_Problem details:_ Format everything from the line containing "Give bounding boxes" down to the line containing "cancel-button[interactable]: Cancel <box>737" as a two-column CSV with the headers instruction and output. Use one row for each instruction with its output, and put every value in one quoted field with line breaks changed to spaces.

_Data rows:_
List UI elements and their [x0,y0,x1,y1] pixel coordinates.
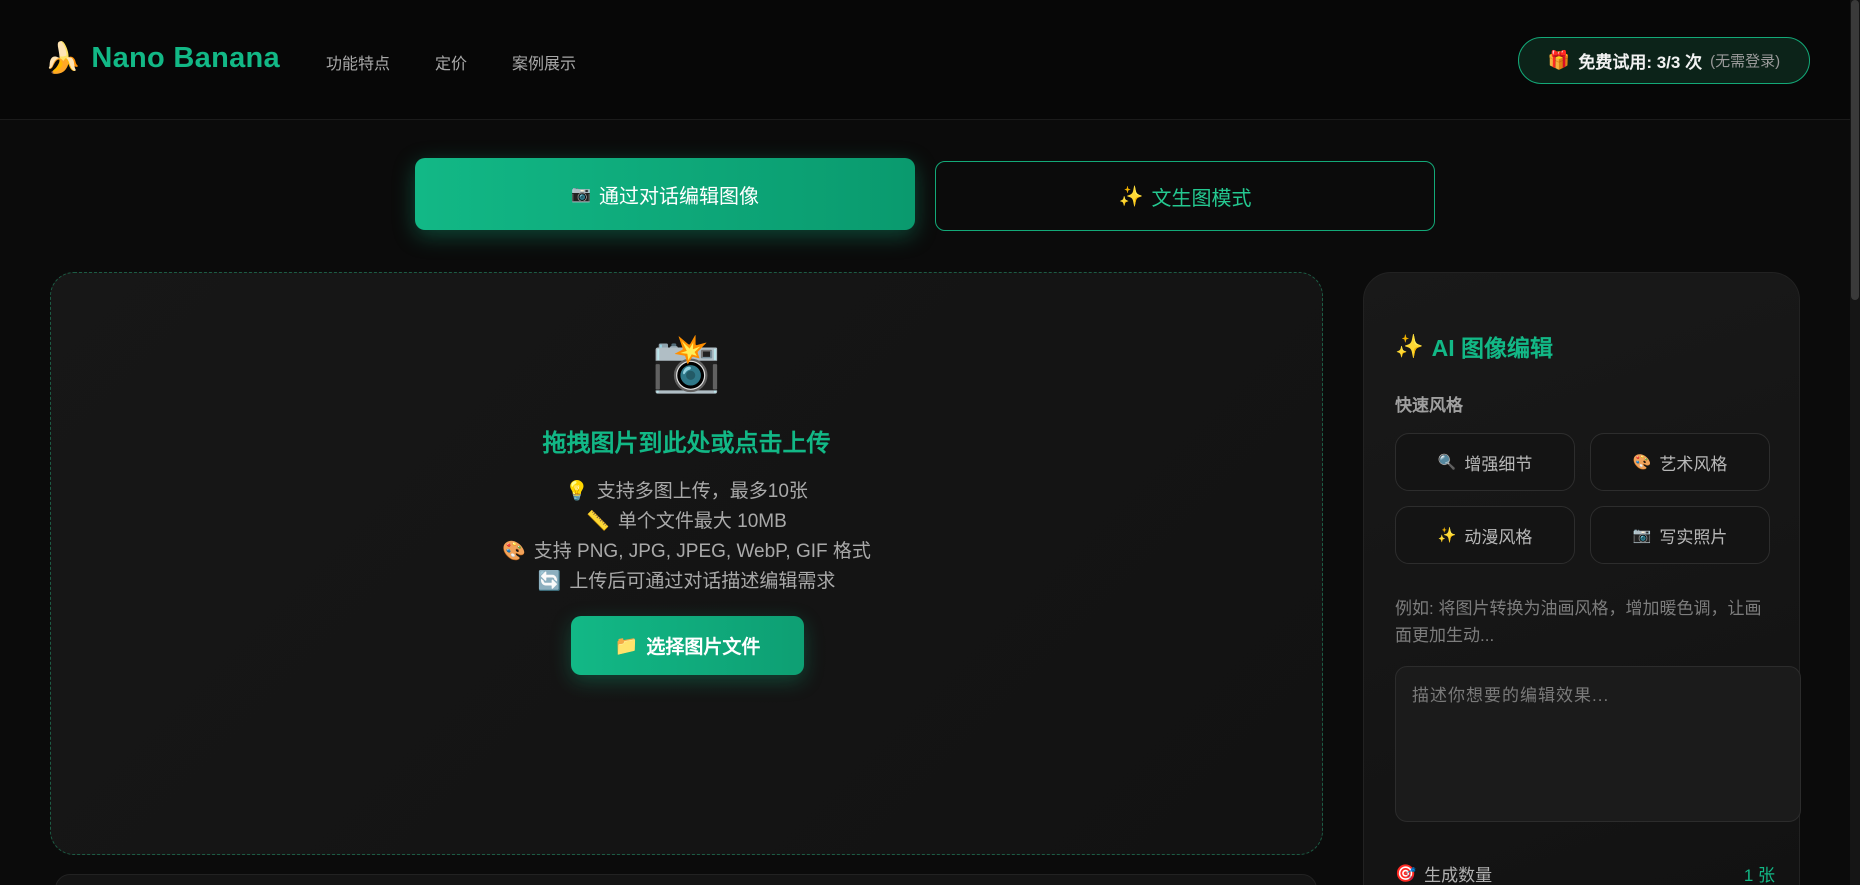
--
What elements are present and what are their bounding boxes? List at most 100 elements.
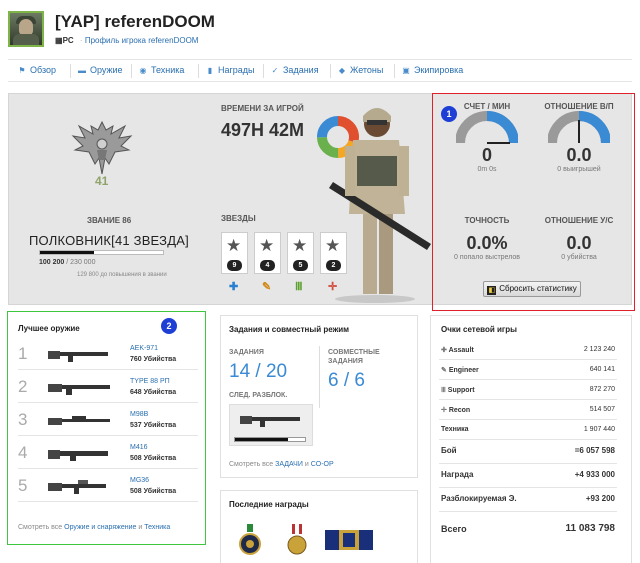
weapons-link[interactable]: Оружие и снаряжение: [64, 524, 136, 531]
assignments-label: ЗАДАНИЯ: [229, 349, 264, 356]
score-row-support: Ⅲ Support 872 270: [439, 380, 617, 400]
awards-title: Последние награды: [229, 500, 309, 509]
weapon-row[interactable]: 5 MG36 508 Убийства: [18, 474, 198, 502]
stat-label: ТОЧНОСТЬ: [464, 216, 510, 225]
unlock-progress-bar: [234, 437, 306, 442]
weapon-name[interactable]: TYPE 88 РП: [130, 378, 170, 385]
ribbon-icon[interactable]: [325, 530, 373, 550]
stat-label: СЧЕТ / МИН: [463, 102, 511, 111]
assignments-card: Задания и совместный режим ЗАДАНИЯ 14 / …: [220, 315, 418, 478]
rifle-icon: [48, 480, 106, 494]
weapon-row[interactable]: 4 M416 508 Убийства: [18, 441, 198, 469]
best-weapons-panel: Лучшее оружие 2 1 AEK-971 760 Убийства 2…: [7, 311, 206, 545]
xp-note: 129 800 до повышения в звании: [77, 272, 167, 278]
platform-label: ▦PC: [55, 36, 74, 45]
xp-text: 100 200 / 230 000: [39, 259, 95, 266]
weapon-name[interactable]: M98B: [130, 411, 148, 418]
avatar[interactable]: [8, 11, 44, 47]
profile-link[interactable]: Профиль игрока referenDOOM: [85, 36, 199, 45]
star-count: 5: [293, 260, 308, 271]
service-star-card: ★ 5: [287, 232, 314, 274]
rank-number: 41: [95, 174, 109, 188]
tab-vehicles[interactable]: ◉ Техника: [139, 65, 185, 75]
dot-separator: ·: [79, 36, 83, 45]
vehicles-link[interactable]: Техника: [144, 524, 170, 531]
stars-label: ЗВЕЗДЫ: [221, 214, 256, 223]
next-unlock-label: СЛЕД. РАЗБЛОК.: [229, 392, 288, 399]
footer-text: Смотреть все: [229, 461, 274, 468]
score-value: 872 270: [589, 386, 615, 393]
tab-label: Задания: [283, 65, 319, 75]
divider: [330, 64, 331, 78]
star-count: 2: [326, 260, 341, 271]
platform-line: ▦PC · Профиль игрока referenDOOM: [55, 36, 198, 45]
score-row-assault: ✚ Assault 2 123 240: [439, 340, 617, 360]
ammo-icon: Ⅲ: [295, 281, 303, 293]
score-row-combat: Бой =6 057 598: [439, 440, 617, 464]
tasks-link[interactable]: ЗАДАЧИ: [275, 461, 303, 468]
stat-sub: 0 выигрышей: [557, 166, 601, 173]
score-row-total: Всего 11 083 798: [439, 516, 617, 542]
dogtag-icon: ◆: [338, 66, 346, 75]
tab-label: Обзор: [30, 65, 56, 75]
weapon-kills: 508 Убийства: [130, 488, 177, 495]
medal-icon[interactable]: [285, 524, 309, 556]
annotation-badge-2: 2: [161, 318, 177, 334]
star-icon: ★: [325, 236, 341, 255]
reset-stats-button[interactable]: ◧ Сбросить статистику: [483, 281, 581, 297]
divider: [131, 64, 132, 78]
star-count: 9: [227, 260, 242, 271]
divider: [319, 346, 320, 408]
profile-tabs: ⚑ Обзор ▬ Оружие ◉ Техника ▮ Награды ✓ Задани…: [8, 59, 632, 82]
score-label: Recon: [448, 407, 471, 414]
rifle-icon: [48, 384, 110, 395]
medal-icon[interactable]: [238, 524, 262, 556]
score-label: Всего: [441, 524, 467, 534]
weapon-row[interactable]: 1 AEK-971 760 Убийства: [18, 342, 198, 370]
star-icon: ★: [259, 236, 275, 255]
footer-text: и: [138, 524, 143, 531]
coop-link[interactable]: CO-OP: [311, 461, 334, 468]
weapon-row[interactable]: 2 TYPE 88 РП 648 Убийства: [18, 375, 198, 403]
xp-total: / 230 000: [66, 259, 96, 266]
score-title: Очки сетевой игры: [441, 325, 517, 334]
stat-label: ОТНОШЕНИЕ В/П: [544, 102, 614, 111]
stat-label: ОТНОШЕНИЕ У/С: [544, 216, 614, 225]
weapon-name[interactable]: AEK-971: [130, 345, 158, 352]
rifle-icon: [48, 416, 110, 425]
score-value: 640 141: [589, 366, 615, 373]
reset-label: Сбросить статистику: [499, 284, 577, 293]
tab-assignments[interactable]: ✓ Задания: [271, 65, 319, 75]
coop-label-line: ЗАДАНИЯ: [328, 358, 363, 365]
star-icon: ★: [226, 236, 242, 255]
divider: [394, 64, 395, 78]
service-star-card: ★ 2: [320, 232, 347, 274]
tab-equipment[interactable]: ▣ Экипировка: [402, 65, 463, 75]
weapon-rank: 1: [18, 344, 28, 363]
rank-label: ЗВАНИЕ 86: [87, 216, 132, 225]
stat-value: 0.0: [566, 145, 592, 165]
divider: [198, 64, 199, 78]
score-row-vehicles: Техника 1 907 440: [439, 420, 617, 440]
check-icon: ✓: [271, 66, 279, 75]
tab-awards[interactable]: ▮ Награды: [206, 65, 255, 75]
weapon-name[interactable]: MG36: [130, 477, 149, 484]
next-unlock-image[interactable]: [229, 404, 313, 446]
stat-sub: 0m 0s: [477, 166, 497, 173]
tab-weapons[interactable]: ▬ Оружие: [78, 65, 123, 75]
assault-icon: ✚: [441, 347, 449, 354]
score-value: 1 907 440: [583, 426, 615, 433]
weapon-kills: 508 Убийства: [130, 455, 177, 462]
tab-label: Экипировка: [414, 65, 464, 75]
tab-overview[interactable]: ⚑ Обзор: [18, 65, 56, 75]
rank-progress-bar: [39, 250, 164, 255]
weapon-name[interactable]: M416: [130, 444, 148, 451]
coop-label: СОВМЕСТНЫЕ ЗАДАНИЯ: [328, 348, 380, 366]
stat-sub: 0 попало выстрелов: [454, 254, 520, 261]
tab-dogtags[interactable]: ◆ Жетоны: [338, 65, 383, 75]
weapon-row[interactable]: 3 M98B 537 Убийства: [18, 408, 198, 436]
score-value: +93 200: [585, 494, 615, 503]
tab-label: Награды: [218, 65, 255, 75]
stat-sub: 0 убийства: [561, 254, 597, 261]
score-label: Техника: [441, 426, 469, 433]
---
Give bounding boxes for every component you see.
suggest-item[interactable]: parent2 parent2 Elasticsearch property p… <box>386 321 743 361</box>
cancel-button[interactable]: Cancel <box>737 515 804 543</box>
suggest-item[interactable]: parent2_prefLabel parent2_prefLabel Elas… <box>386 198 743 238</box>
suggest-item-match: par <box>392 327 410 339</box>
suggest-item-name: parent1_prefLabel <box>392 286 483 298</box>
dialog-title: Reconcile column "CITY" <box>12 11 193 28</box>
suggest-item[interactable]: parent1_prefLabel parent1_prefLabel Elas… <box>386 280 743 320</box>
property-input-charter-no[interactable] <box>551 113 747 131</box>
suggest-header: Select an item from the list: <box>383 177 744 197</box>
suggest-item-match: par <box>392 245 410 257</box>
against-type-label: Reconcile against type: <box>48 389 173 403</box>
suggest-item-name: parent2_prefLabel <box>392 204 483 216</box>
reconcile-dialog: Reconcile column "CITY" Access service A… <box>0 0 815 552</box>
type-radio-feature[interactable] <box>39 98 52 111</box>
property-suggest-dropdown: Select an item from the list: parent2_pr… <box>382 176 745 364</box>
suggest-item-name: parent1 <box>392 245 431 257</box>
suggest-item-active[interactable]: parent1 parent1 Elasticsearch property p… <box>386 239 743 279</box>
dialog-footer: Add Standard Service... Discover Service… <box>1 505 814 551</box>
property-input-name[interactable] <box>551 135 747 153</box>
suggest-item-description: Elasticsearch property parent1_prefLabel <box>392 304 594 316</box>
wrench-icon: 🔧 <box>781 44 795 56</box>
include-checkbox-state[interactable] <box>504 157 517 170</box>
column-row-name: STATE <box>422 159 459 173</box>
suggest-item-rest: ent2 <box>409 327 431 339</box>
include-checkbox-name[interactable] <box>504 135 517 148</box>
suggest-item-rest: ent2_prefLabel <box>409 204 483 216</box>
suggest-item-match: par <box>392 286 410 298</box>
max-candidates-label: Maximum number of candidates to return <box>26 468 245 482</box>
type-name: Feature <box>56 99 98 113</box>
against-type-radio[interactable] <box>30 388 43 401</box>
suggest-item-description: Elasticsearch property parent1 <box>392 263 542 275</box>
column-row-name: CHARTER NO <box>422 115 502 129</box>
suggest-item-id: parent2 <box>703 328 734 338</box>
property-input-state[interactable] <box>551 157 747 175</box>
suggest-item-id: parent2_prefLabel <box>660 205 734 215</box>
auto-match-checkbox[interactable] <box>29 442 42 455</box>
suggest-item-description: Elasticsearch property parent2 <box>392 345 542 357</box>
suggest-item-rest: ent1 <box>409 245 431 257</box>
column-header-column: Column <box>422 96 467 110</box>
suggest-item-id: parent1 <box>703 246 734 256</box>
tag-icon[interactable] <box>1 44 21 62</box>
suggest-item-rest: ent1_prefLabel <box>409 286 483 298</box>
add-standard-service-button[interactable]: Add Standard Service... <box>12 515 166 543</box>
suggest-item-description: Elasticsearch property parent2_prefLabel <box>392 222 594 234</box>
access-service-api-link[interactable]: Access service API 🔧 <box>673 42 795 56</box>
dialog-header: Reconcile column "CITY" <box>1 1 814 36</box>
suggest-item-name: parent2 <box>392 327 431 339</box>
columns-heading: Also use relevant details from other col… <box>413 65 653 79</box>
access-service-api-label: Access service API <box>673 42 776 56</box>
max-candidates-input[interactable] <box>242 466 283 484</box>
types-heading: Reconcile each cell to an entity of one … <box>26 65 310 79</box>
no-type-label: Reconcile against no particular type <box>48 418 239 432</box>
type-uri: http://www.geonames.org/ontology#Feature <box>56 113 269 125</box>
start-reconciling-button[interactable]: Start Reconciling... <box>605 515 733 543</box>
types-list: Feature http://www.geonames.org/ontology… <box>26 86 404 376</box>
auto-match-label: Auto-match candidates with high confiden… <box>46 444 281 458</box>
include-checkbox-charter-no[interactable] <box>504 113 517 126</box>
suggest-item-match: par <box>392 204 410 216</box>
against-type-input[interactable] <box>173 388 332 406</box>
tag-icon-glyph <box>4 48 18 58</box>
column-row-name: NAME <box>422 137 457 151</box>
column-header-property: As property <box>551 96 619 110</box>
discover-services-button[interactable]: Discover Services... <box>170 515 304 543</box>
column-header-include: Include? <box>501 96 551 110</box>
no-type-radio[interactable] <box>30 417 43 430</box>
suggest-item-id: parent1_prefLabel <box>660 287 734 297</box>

_Full output:_
instruction,output
"Give bounding boxes for every component you see.","suggest-item[interactable]: parent2 parent2 Elasticsearch property p… <box>386 321 743 361</box> cancel-button[interactable]: Cancel <box>737 515 804 543</box>"